* The exercise *
Search the material for the word "level" and copy each line that holds it.

* Data shown *
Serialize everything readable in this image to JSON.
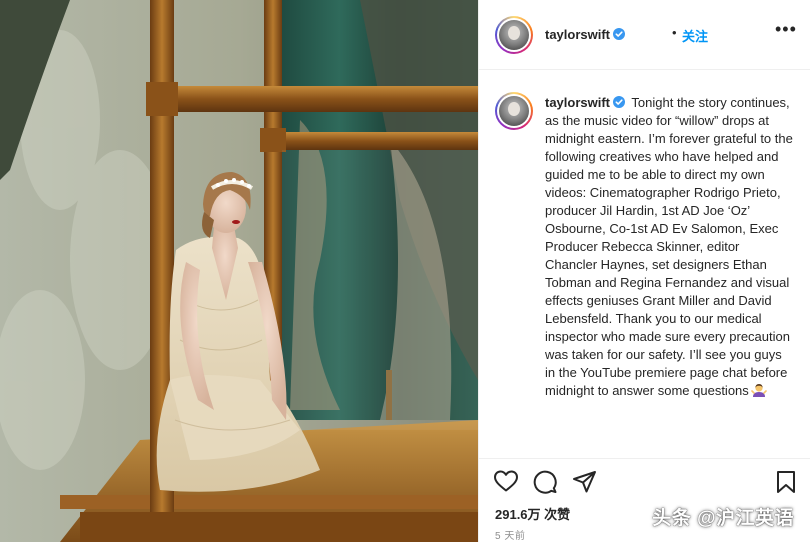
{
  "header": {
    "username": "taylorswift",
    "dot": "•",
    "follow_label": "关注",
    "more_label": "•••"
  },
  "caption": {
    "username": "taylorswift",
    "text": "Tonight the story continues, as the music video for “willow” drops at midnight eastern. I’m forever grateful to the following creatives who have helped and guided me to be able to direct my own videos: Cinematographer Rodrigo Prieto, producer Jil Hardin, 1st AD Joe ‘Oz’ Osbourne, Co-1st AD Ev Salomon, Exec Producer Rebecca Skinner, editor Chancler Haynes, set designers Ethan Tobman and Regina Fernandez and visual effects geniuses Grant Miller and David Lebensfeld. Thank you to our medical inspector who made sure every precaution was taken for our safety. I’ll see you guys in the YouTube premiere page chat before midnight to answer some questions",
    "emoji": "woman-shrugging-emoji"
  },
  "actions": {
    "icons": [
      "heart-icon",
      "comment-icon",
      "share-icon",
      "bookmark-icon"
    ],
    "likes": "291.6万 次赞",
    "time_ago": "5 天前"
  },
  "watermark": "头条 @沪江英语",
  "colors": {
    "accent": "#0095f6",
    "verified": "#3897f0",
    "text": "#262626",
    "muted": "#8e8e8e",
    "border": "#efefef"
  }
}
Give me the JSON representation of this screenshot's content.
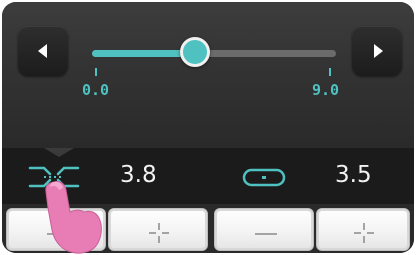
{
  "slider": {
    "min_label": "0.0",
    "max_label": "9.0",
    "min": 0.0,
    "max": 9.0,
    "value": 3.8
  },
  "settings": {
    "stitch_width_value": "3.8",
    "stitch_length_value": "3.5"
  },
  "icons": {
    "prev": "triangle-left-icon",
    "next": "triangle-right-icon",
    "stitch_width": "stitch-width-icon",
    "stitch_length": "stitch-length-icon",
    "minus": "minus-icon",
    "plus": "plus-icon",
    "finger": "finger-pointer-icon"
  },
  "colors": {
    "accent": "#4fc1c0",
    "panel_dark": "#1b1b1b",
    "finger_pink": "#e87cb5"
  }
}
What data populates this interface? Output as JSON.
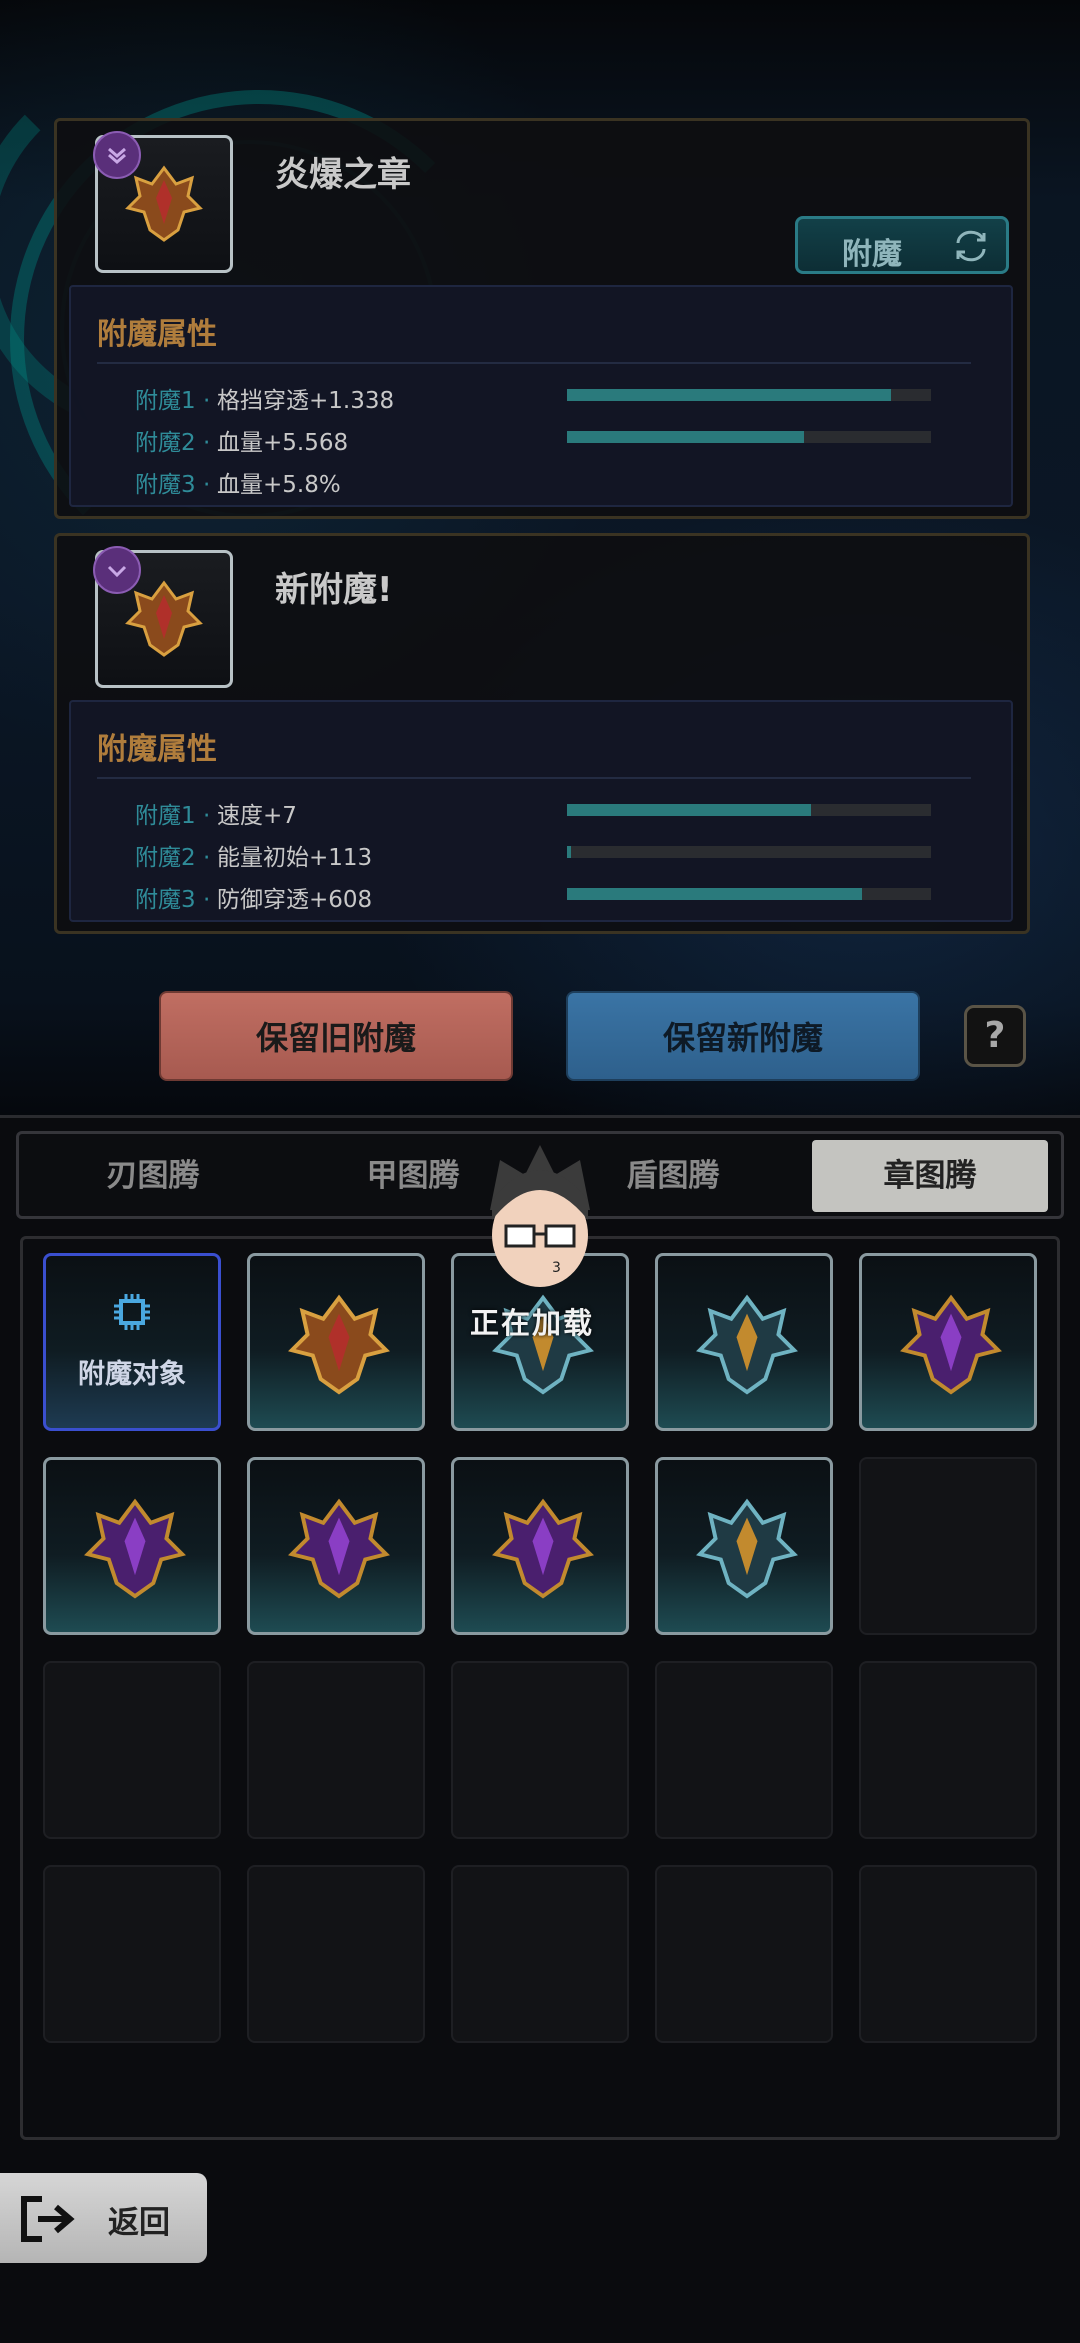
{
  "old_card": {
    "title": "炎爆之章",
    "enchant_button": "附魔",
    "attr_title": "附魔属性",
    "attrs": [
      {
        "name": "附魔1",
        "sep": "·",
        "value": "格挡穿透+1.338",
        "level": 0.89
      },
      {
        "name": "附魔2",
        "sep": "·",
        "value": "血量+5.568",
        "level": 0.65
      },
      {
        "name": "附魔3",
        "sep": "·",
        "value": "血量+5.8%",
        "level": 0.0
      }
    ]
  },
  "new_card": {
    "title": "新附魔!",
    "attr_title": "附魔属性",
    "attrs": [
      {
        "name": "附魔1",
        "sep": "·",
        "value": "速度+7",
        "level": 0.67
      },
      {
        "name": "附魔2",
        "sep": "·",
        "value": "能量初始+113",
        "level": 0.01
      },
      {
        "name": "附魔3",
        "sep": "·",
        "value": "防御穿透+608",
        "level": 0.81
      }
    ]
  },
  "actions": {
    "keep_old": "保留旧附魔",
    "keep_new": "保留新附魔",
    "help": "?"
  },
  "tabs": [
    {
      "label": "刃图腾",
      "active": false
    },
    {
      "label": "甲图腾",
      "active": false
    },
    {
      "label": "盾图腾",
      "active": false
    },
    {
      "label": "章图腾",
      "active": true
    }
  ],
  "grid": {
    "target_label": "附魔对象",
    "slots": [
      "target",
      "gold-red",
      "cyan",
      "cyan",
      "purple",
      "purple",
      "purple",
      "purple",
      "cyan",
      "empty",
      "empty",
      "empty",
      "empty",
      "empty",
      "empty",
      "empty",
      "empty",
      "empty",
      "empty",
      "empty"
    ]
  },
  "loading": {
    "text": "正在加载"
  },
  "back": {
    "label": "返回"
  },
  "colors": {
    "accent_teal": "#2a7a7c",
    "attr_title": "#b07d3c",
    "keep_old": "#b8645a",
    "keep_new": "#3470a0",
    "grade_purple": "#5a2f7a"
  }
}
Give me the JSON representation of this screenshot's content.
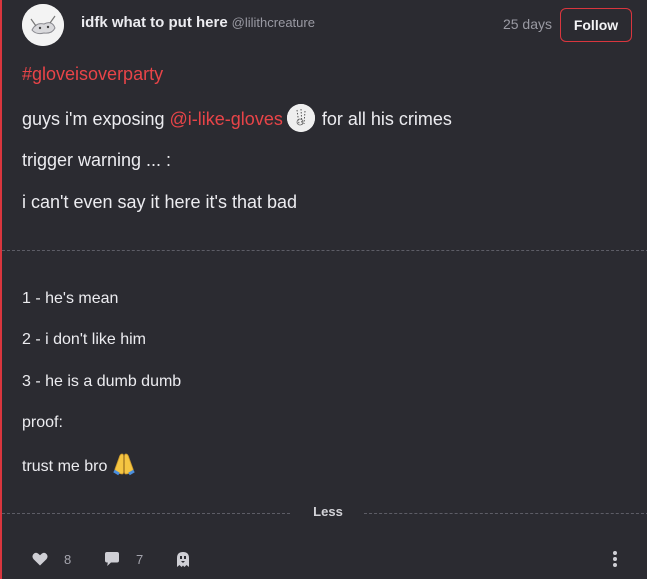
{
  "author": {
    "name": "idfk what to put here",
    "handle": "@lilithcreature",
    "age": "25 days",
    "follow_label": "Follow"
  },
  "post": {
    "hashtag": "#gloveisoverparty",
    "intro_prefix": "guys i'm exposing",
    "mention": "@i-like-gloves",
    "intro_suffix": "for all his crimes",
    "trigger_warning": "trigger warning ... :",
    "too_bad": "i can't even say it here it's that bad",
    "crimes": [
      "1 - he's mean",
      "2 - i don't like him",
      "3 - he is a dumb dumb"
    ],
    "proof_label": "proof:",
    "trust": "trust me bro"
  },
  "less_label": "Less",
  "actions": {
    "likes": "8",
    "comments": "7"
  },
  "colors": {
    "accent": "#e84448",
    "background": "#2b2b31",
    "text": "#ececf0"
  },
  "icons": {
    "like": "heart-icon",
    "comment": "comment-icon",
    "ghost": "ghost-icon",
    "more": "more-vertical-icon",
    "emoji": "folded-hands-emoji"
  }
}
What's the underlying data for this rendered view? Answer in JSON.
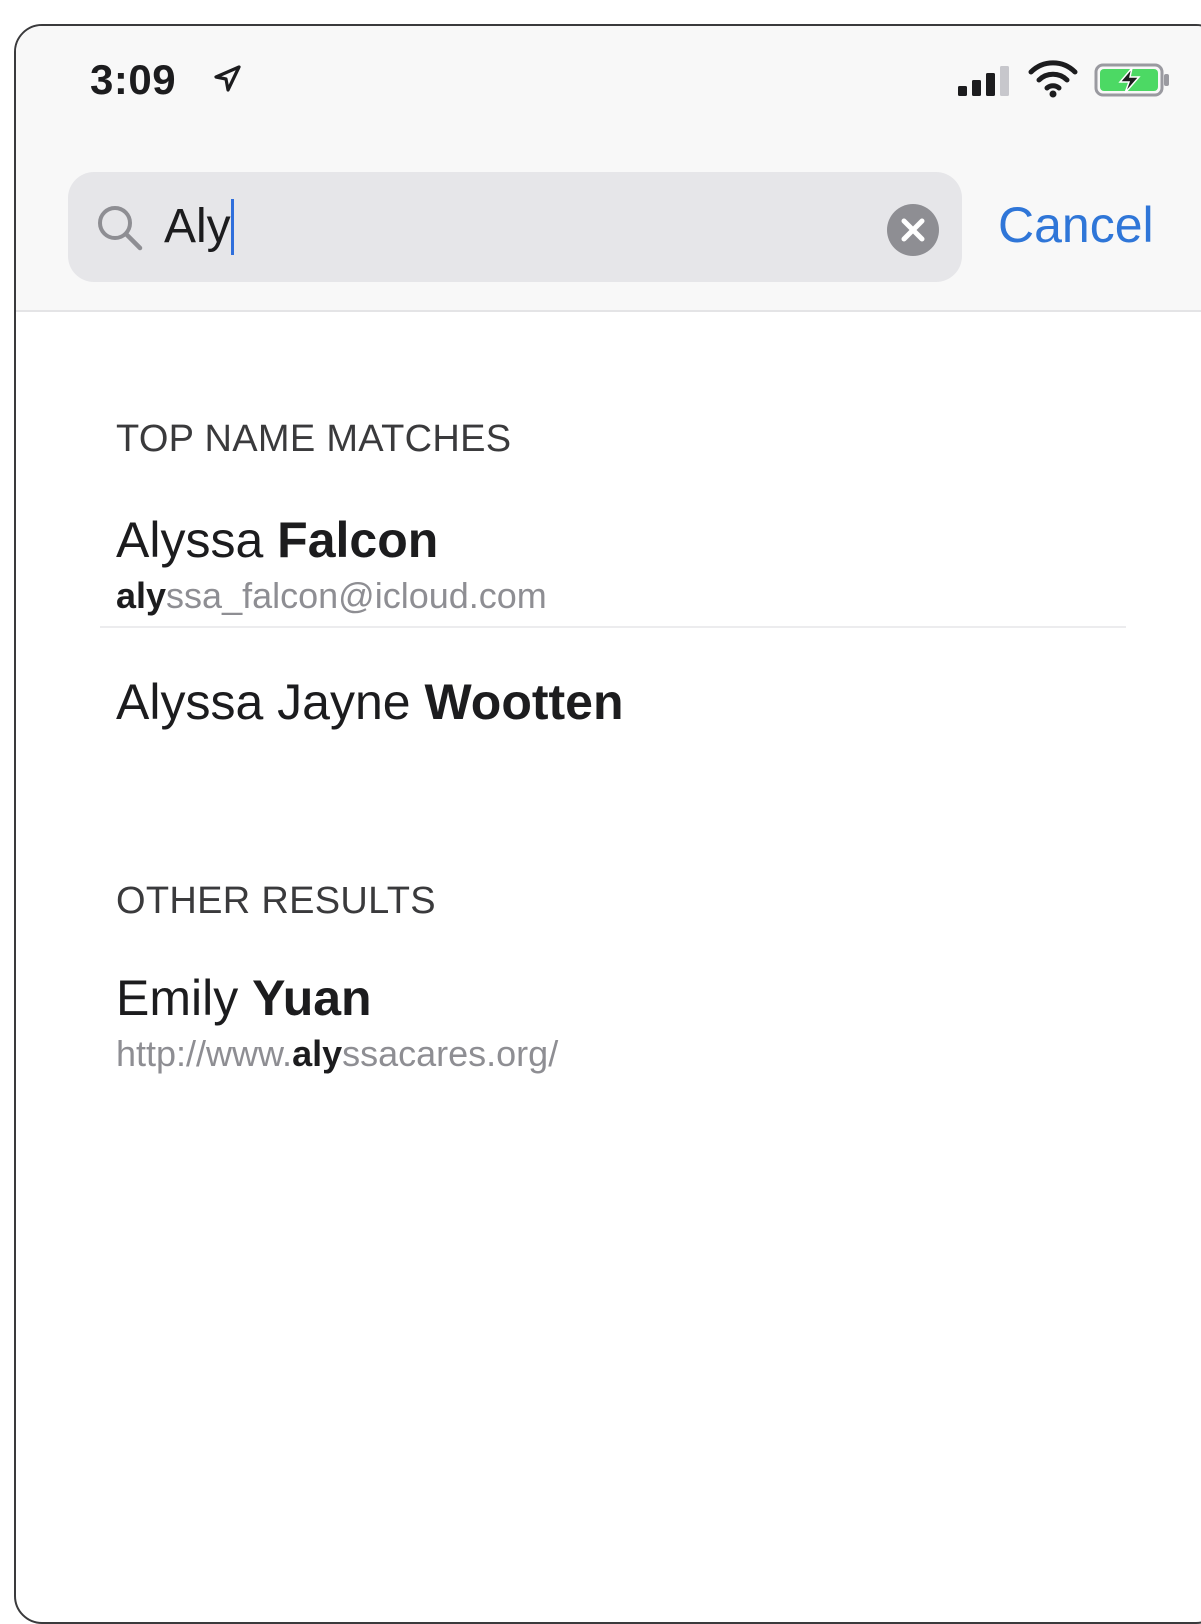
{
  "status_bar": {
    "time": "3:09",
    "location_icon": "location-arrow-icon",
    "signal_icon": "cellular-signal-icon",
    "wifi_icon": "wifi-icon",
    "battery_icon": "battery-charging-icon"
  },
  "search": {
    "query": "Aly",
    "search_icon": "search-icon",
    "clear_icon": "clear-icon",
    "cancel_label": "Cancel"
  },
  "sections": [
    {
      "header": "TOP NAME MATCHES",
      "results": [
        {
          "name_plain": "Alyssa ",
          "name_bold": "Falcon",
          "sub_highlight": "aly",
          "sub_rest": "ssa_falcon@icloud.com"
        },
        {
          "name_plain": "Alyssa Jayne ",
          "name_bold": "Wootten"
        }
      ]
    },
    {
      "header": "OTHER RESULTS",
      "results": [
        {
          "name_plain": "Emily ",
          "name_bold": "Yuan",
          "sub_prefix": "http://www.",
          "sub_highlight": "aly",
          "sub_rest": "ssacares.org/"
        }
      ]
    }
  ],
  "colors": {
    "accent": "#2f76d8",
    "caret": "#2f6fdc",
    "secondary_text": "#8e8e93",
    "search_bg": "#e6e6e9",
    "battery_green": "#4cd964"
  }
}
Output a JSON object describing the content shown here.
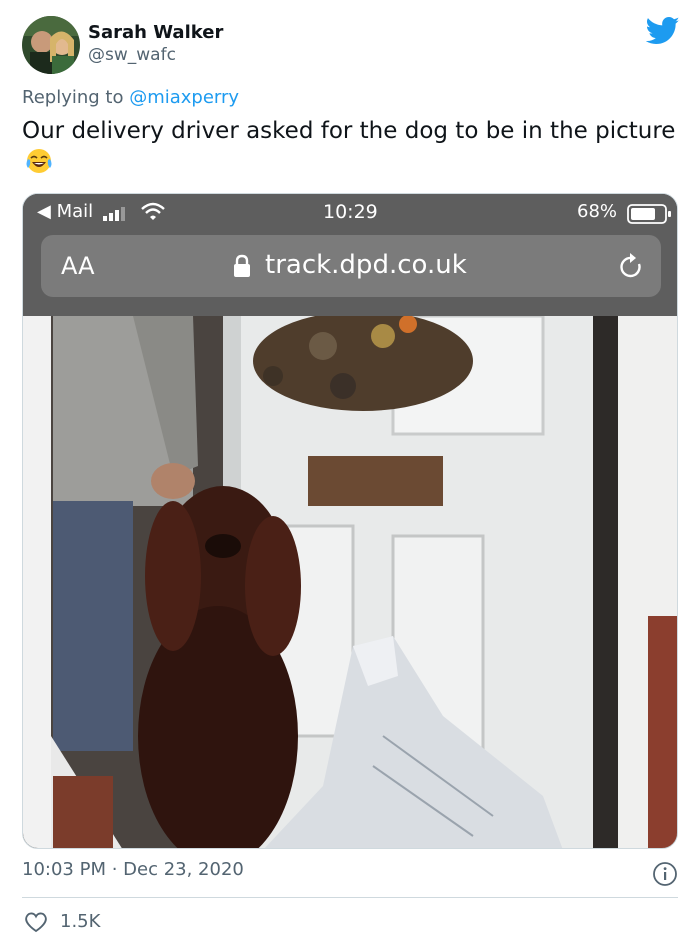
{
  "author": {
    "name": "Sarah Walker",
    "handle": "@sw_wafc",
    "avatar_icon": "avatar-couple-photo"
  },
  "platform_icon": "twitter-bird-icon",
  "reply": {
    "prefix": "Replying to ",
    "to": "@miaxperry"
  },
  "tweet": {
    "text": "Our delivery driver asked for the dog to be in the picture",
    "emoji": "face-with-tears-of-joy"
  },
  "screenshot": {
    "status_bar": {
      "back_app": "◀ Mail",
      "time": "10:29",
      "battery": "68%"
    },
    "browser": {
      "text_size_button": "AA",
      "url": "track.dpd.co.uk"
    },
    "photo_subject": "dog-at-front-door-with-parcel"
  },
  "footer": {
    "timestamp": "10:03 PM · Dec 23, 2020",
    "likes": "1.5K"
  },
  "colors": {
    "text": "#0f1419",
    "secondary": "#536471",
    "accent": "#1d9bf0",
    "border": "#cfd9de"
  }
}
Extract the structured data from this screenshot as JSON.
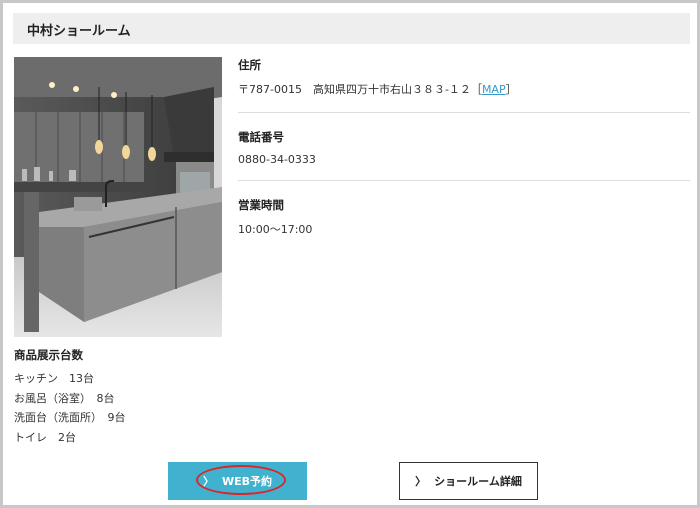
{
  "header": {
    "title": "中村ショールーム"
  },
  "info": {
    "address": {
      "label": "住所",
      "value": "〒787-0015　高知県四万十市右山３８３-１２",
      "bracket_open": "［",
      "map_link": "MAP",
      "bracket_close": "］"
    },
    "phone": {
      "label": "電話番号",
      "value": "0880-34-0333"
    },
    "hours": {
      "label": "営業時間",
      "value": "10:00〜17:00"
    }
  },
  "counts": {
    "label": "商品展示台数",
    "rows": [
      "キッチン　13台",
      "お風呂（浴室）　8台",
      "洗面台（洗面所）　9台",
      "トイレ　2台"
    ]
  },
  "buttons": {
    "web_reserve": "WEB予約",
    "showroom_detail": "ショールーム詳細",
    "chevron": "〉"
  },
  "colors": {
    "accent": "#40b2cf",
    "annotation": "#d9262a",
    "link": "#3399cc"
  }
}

* Answer for the task *
        "level": 0.89
        "level": 0.65
        "level": 0.0
        "level": 0.67
        "level": 0.01
        "level": 0.81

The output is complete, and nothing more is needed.